■ **TASK DETAILS**: Your task is to repeat all of the material exactly.

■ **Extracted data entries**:
------------------------------------------------------------

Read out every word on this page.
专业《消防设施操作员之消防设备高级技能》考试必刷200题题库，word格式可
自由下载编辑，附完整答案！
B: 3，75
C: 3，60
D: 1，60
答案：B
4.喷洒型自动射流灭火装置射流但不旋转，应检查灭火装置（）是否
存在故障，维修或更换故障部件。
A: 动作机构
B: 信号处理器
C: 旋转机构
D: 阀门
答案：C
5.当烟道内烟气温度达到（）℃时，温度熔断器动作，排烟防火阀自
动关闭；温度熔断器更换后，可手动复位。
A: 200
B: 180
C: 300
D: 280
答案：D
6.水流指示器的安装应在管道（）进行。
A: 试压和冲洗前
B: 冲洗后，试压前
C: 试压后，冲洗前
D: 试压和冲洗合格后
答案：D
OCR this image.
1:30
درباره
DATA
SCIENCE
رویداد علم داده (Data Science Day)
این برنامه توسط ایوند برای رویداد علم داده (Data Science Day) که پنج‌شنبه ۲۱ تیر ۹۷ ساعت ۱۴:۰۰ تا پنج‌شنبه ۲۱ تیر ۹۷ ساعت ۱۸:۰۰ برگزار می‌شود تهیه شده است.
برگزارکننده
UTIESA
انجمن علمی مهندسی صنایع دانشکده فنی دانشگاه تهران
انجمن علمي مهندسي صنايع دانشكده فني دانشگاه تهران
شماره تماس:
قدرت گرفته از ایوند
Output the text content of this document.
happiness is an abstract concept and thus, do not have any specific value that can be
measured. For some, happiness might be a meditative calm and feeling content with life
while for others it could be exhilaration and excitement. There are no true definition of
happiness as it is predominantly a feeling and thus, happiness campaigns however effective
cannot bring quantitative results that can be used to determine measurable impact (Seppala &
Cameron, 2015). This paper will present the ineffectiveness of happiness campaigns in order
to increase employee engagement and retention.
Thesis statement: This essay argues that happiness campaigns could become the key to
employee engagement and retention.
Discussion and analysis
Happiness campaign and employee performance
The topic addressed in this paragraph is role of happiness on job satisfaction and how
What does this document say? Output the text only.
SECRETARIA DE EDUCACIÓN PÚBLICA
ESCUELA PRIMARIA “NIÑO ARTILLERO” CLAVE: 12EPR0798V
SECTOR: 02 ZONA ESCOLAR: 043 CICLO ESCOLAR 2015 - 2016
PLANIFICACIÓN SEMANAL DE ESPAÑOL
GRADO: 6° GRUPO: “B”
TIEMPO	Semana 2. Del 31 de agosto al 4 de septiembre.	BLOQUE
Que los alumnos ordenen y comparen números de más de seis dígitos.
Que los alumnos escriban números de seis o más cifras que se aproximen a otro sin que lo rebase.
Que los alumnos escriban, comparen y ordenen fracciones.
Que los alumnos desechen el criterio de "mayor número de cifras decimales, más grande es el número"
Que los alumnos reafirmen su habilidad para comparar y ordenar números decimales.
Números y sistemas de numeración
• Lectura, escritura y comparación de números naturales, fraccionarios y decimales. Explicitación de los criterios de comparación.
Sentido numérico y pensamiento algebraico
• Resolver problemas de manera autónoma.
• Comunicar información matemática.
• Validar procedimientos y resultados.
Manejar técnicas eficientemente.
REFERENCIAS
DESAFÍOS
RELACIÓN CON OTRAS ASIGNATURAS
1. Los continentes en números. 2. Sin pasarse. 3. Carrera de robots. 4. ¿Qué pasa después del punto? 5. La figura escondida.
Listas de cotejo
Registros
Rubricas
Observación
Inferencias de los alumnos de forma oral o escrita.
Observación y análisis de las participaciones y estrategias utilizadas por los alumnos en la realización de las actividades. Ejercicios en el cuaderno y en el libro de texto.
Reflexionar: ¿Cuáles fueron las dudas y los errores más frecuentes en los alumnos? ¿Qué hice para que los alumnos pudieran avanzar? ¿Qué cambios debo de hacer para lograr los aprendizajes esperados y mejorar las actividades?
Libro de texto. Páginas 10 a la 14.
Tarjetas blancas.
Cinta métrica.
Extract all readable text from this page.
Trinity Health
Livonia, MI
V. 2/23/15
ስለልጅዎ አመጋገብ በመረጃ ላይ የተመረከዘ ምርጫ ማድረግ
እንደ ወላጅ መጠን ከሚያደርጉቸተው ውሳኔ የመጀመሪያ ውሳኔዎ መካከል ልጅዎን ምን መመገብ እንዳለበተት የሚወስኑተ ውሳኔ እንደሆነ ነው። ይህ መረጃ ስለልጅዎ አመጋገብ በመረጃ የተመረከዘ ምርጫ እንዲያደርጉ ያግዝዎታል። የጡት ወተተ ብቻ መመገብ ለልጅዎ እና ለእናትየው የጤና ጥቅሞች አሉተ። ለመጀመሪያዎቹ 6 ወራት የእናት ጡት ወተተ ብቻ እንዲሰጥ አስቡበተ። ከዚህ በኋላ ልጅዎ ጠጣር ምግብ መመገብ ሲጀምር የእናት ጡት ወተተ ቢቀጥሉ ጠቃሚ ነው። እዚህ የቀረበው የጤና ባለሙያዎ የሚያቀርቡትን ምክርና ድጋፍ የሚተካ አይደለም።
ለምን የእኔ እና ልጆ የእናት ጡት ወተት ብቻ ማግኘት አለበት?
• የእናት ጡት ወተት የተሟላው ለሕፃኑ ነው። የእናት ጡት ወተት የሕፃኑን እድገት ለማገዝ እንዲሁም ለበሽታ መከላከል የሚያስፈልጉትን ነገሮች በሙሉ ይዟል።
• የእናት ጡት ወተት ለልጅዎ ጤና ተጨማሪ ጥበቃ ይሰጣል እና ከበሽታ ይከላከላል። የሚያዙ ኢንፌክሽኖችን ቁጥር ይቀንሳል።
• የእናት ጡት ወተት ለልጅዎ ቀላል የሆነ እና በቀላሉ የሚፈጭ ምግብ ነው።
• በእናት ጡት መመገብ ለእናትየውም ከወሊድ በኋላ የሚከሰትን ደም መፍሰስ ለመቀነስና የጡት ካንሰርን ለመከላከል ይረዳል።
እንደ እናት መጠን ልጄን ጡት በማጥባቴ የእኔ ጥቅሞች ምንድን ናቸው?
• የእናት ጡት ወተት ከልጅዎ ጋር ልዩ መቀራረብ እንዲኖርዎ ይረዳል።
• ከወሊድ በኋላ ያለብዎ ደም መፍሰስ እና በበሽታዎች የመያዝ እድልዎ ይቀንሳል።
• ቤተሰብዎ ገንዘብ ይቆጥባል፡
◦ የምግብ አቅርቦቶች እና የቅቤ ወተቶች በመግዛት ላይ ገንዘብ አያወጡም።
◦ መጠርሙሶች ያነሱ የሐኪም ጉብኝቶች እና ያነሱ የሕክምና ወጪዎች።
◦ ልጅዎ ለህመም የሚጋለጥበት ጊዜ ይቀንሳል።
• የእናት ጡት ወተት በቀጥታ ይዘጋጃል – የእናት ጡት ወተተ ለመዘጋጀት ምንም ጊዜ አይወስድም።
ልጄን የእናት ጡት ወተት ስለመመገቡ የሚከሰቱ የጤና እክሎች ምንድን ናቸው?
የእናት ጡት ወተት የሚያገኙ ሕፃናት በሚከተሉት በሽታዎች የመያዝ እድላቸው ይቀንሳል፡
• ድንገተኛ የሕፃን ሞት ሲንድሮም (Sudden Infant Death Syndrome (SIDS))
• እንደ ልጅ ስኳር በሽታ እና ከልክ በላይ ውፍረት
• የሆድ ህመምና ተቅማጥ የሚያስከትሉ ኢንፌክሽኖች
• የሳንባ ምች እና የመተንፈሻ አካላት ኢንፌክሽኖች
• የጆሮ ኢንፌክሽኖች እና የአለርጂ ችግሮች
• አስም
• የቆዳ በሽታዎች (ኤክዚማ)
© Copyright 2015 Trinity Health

------------------------------------------------------------

■ **ANSWER BELOW**:
Read out every word on this page.
专业《消防设施操作员之消防设备高级技能》考试必刷200题题库，word格式可
自由下载编辑，附完整答案！
B: 3，75
C: 3，60
D: 1，60
答案：B
4.喷洒型自动射流灭火装置射流但不旋转，应检查灭火装置（）是否
存在故障，维修或更换故障部件。
A: 动作机构
B: 信号处理器
C: 旋转机构
D: 阀门
答案：C
5.当烟道内烟气温度达到（）℃时，温度熔断器动作，排烟防火阀自
动关闭；温度熔断器更换后，可手动复位。
A: 200
B: 180
C: 300
D: 280
答案：D
6.水流指示器的安装应在管道（）进行。
A: 试压和冲洗前
B: 冲洗后，试压前
C: 试压后，冲洗前
D: 试压和冲洗合格后
答案：D
OCR this image.
1:30
درباره
DATA
SCIENCE
رویداد علم داده (Data Science Day)
این برنامه توسط ایوند برای رویداد علم داده (Data Science Day) که پنج‌شنبه ۲۱ تیر ۹۷ ساعت ۱۴:۰۰ تا پنج‌شنبه ۲۱ تیر ۹۷ ساعت ۱۸:۰۰ برگزار می‌شود تهیه شده است.
برگزارکننده
UTIESA
انجمن علمی مهندسی صنایع دانشکده فنی دانشگاه تهران
انجمن علمي مهندسي صنايع دانشكده فني دانشگاه تهران
شماره تماس:
قدرت گرفته از ایوند
Output the text content of this document.
happiness is an abstract concept and thus, do not have any specific value that can be
measured. For some, happiness might be a meditative calm and feeling content with life
while for others it could be exhilaration and excitement. There are no true definition of
happiness as it is predominantly a feeling and thus, happiness campaigns however effective
cannot bring quantitative results that can be used to determine measurable impact (Seppala &
Cameron, 2015). This paper will present the ineffectiveness of happiness campaigns in order
to increase employee engagement and retention.
Thesis statement: This essay argues that happiness campaigns could become the key to
employee engagement and retention.
Discussion and analysis
Happiness campaign and employee performance
The topic addressed in this paragraph is role of happiness on job satisfaction and how
What does this document say? Output the text only.
SECRETARIA DE EDUCACIÓN PÚBLICA
ESCUELA PRIMARIA “NIÑO ARTILLERO” CLAVE: 12EPR0798V
SECTOR: 02 ZONA ESCOLAR: 043 CICLO ESCOLAR 2015 - 2016
PLANIFICACIÓN SEMANAL DE ESPAÑOL
GRADO: 6° GRUPO: “B”
TIEMPO	Semana 2. Del 31 de agosto al 4 de septiembre.	BLOQUE
Que los alumnos ordenen y comparen números de más de seis dígitos.
Que los alumnos escriban números de seis o más cifras que se aproximen a otro sin que lo rebase.
Que los alumnos escriban, comparen y ordenen fracciones.
Que los alumnos desechen el criterio de "mayor número de cifras decimales, más grande es el número"
Que los alumnos reafirmen su habilidad para comparar y ordenar números decimales.
Números y sistemas de numeración
• Lectura, escritura y comparación de números naturales, fraccionarios y decimales. Explicitación de los criterios de comparación.
Sentido numérico y pensamiento algebraico
• Resolver problemas de manera autónoma.
• Comunicar información matemática.
• Validar procedimientos y resultados.
Manejar técnicas eficientemente.
REFERENCIAS
DESAFÍOS
RELACIÓN CON OTRAS ASIGNATURAS
1. Los continentes en números. 2. Sin pasarse. 3. Carrera de robots. 4. ¿Qué pasa después del punto? 5. La figura escondida.
Listas de cotejo
Registros
Rubricas
Observación
Inferencias de los alumnos de forma oral o escrita.
Observación y análisis de las participaciones y estrategias utilizadas por los alumnos en la realización de las actividades. Ejercicios en el cuaderno y en el libro de texto.
Reflexionar: ¿Cuáles fueron las dudas y los errores más frecuentes en los alumnos? ¿Qué hice para que los alumnos pudieran avanzar? ¿Qué cambios debo de hacer para lograr los aprendizajes esperados y mejorar las actividades?
Libro de texto. Páginas 10 a la 14.
Tarjetas blancas.
Cinta métrica.
Extract all readable text from this page.
Trinity Health
Livonia, MI
V. 2/23/15
ስለልጅዎ አመጋገብ በመረጃ ላይ የተመረከዘ ምርጫ ማድረግ
እንደ ወላጅ መጠን ከሚያደርጉቸተው ውሳኔ የመጀመሪያ ውሳኔዎ መካከል ልጅዎን ምን መመገብ እንዳለበተት የሚወስኑተ ውሳኔ እንደሆነ ነው። ይህ መረጃ ስለልጅዎ አመጋገብ በመረጃ የተመረከዘ ምርጫ እንዲያደርጉ ያግዝዎታል። የጡት ወተተ ብቻ መመገብ ለልጅዎ እና ለእናትየው የጤና ጥቅሞች አሉተ። ለመጀመሪያዎቹ 6 ወራት የእናት ጡት ወተተ ብቻ እንዲሰጥ አስቡበተ። ከዚህ በኋላ ልጅዎ ጠጣር ምግብ መመገብ ሲጀምር የእናት ጡት ወተተ ቢቀጥሉ ጠቃሚ ነው። እዚህ የቀረበው የጤና ባለሙያዎ የሚያቀርቡትን ምክርና ድጋፍ የሚተካ አይደለም።
ለምን የእኔ እና ልጆ የእናት ጡት ወተት ብቻ ማግኘት አለበት?
• የእናት ጡት ወተት የተሟላው ለሕፃኑ ነው። የእናት ጡት ወተት የሕፃኑን እድገት ለማገዝ እንዲሁም ለበሽታ መከላከል የሚያስፈልጉትን ነገሮች በሙሉ ይዟል።
• የእናት ጡት ወተት ለልጅዎ ጤና ተጨማሪ ጥበቃ ይሰጣል እና ከበሽታ ይከላከላል። የሚያዙ ኢንፌክሽኖችን ቁጥር ይቀንሳል።
• የእናት ጡት ወተት ለልጅዎ ቀላል የሆነ እና በቀላሉ የሚፈጭ ምግብ ነው።
• በእናት ጡት መመገብ ለእናትየውም ከወሊድ በኋላ የሚከሰትን ደም መፍሰስ ለመቀነስና የጡት ካንሰርን ለመከላከል ይረዳል።
እንደ እናት መጠን ልጄን ጡት በማጥባቴ የእኔ ጥቅሞች ምንድን ናቸው?
• የእናት ጡት ወተት ከልጅዎ ጋር ልዩ መቀራረብ እንዲኖርዎ ይረዳል።
• ከወሊድ በኋላ ያለብዎ ደም መፍሰስ እና በበሽታዎች የመያዝ እድልዎ ይቀንሳል።
• ቤተሰብዎ ገንዘብ ይቆጥባል፡
◦ የምግብ አቅርቦቶች እና የቅቤ ወተቶች በመግዛት ላይ ገንዘብ አያወጡም።
◦ መጠርሙሶች ያነሱ የሐኪም ጉብኝቶች እና ያነሱ የሕክምና ወጪዎች።
◦ ልጅዎ ለህመም የሚጋለጥበት ጊዜ ይቀንሳል።
• የእናት ጡት ወተት በቀጥታ ይዘጋጃል – የእናት ጡት ወተተ ለመዘጋጀት ምንም ጊዜ አይወስድም።
ልጄን የእናት ጡት ወተት ስለመመገቡ የሚከሰቱ የጤና እክሎች ምንድን ናቸው?
የእናት ጡት ወተት የሚያገኙ ሕፃናት በሚከተሉት በሽታዎች የመያዝ እድላቸው ይቀንሳል፡
• ድንገተኛ የሕፃን ሞት ሲንድሮም (Sudden Infant Death Syndrome (SIDS))
• እንደ ልጅ ስኳር በሽታ እና ከልክ በላይ ውፍረት
• የሆድ ህመምና ተቅማጥ የሚያስከትሉ ኢንፌክሽኖች
• የሳንባ ምች እና የመተንፈሻ አካላት ኢንፌክሽኖች
• የጆሮ ኢንፌክሽኖች እና የአለርጂ ችግሮች
• አስም
• የቆዳ በሽታዎች (ኤክዚማ)
© Copyright 2015 Trinity Health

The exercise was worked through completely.